Task objective ::
Lines holding the string "percentage" are the ones to copy from this listing.

_ _ _ _ _ _ _

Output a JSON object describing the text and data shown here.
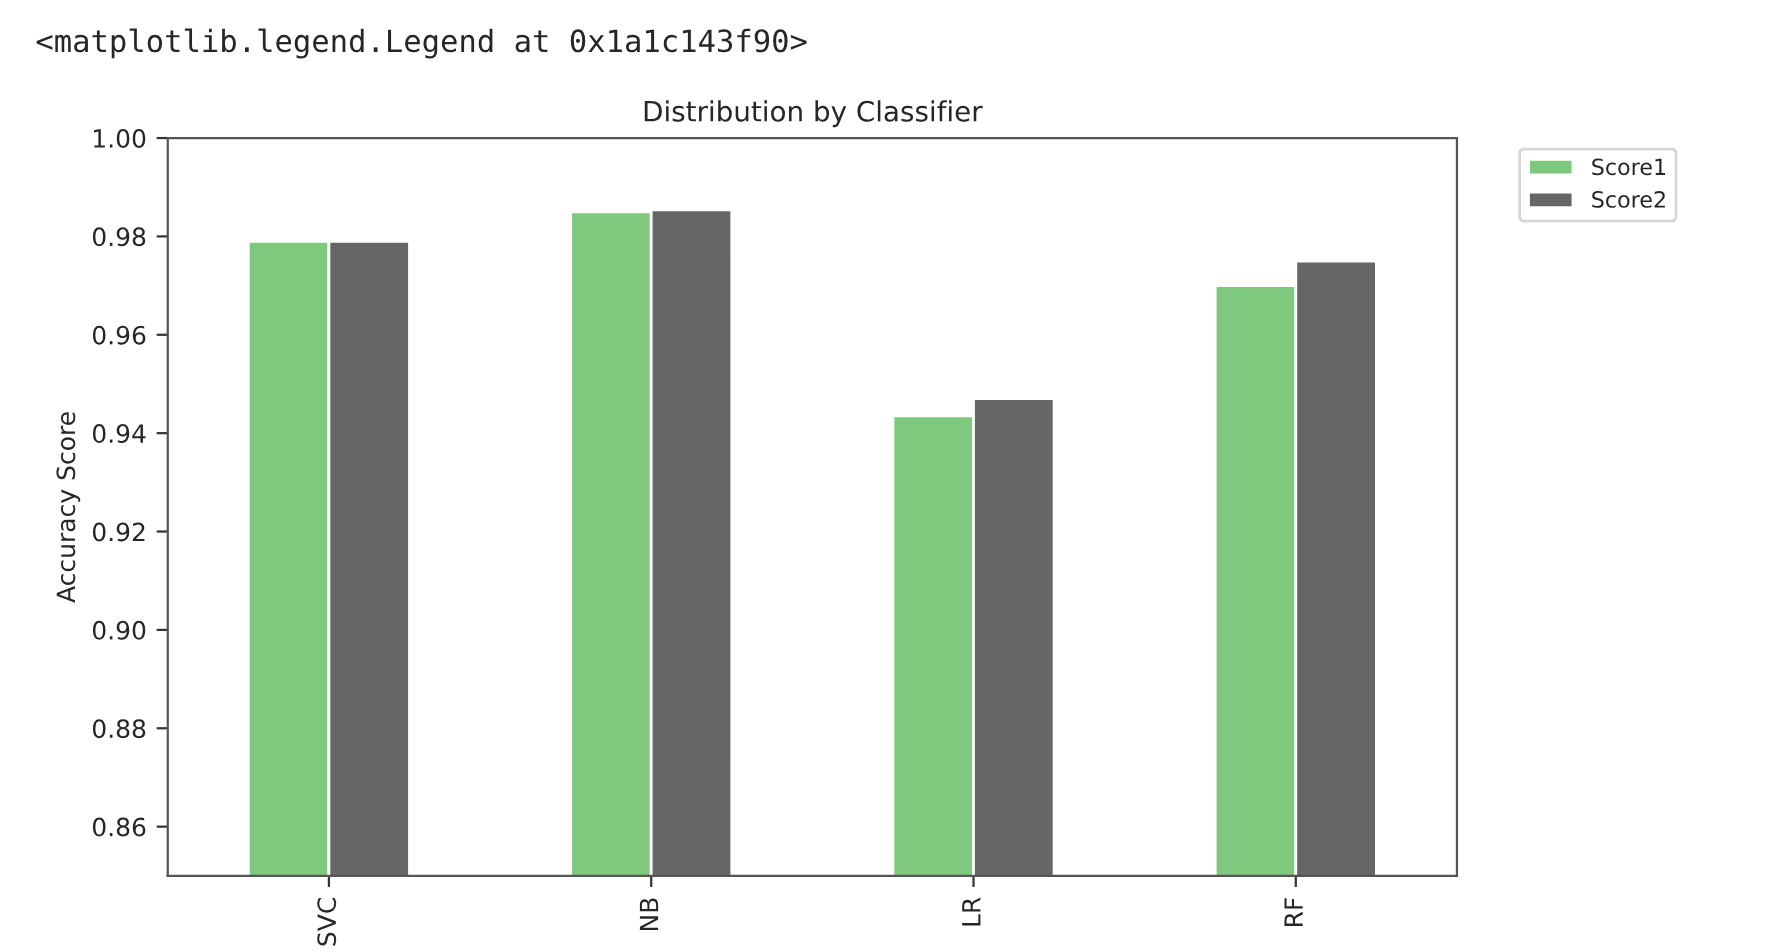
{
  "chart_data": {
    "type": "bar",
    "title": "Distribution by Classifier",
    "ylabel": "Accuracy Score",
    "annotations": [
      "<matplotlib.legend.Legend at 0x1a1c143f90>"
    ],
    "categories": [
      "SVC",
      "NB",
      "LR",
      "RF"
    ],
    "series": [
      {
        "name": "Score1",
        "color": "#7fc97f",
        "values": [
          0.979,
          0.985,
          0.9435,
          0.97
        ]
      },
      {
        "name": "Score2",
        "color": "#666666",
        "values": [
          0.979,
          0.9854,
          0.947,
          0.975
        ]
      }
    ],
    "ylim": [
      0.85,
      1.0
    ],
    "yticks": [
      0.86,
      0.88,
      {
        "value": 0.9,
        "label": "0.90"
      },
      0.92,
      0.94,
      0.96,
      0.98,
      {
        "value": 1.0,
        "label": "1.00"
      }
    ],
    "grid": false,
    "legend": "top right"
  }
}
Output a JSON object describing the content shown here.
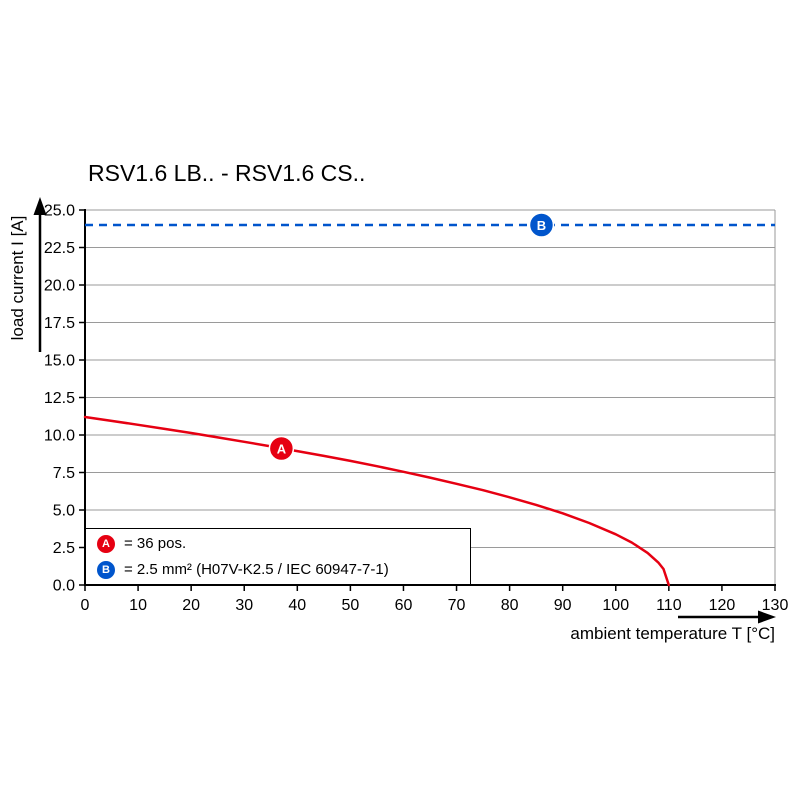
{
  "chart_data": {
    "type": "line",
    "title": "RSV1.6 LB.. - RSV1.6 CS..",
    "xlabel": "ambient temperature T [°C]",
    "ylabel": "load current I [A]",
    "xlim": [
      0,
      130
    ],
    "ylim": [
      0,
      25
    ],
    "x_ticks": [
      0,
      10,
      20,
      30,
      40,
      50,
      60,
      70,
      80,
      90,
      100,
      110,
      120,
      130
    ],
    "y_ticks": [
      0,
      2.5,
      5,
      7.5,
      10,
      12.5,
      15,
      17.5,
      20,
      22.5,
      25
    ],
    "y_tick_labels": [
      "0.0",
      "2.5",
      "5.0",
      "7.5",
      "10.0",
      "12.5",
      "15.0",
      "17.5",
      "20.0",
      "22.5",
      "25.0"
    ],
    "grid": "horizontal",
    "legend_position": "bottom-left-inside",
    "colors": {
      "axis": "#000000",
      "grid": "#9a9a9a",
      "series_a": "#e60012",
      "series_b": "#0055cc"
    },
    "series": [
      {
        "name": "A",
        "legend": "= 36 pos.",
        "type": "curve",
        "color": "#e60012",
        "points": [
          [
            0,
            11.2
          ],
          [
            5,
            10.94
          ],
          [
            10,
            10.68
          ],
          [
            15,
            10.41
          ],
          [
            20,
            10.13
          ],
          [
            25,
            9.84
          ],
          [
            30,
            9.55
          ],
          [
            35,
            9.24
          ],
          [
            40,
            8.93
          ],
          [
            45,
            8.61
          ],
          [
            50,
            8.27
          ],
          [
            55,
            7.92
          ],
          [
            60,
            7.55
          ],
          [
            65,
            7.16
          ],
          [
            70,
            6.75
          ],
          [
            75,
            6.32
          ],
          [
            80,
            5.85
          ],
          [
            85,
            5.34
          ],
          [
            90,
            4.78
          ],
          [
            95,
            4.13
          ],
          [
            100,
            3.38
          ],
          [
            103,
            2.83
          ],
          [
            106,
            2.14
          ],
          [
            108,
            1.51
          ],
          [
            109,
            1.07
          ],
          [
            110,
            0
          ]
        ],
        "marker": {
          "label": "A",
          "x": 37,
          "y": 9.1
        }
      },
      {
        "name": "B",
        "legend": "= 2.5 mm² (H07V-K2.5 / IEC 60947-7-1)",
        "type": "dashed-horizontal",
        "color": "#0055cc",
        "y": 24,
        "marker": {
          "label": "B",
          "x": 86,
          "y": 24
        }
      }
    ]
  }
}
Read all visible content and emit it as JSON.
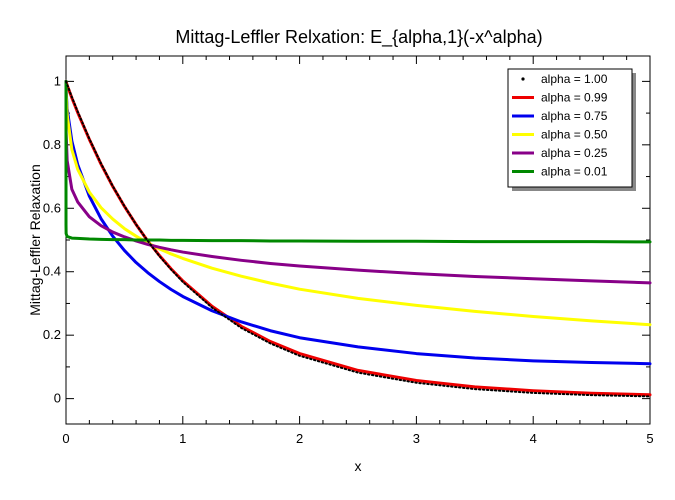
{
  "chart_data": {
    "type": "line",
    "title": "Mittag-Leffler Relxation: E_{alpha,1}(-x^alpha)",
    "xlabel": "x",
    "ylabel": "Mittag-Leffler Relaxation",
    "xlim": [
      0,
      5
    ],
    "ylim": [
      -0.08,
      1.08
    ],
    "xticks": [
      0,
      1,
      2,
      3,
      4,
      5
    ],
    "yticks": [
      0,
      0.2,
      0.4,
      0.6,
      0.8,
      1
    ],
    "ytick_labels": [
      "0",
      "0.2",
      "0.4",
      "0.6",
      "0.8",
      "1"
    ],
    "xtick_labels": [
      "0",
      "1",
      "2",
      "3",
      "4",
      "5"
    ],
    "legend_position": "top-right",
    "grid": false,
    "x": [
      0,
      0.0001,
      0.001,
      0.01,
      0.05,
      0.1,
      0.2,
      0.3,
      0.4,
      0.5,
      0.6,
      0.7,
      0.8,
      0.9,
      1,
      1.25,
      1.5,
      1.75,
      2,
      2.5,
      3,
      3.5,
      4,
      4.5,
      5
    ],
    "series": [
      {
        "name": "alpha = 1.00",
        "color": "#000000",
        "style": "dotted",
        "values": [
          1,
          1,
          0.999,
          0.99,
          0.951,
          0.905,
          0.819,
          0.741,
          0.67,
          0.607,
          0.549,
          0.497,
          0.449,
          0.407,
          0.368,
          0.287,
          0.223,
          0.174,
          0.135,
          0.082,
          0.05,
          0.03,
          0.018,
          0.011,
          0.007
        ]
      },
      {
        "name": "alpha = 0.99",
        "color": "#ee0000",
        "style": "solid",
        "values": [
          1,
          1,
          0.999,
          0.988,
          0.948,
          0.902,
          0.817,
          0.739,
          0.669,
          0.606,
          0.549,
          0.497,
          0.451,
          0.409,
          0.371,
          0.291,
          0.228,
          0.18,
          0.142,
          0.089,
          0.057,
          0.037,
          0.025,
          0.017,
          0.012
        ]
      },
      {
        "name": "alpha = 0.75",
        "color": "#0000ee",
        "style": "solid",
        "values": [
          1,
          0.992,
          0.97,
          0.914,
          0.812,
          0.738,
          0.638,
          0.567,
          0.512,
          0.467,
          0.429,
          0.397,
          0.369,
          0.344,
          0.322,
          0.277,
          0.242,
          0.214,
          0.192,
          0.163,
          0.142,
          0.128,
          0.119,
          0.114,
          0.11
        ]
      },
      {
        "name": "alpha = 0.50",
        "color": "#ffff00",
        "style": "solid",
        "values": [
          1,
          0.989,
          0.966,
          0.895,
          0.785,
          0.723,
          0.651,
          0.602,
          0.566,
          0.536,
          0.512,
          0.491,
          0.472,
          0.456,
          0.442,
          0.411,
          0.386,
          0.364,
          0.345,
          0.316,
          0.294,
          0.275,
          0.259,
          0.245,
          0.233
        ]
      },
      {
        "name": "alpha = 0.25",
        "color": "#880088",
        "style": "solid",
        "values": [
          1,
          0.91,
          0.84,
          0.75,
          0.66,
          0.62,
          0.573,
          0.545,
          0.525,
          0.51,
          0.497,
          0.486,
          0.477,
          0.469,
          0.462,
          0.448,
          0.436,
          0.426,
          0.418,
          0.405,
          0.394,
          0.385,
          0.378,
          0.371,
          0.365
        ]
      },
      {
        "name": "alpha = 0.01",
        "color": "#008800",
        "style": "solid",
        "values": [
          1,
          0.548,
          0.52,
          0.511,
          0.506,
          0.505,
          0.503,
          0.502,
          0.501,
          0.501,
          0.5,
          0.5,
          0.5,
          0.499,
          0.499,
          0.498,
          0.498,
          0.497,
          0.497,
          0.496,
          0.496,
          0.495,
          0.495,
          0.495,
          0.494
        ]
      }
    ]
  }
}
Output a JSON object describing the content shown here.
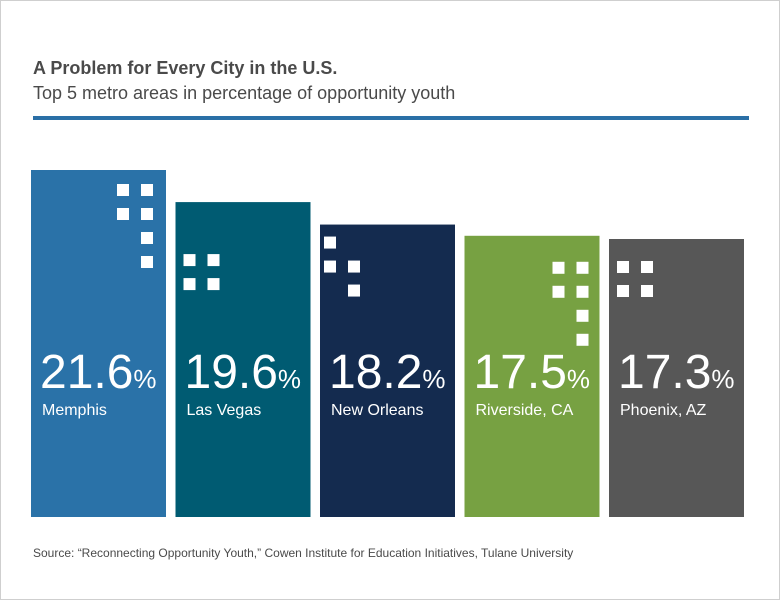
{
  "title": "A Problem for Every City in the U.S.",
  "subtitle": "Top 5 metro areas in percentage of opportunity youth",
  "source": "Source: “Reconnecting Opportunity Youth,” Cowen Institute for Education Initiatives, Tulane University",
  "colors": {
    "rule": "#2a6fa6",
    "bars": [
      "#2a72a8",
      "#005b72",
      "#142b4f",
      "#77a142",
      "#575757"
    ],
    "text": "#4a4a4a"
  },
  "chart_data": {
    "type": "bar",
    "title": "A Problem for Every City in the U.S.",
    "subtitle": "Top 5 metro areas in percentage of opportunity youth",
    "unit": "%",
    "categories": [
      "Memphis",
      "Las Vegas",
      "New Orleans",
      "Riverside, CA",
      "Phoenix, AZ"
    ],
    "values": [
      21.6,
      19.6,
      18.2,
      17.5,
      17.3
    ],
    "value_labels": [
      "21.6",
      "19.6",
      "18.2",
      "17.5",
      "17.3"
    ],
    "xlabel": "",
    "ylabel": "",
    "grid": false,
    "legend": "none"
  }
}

_ _ _ _ _ _ _

Full answer ::
  "subtitle": "Top 5 metro areas in percentage of opportunity youth",
    "subtitle": "Top 5 metro areas in percentage of opportunity youth",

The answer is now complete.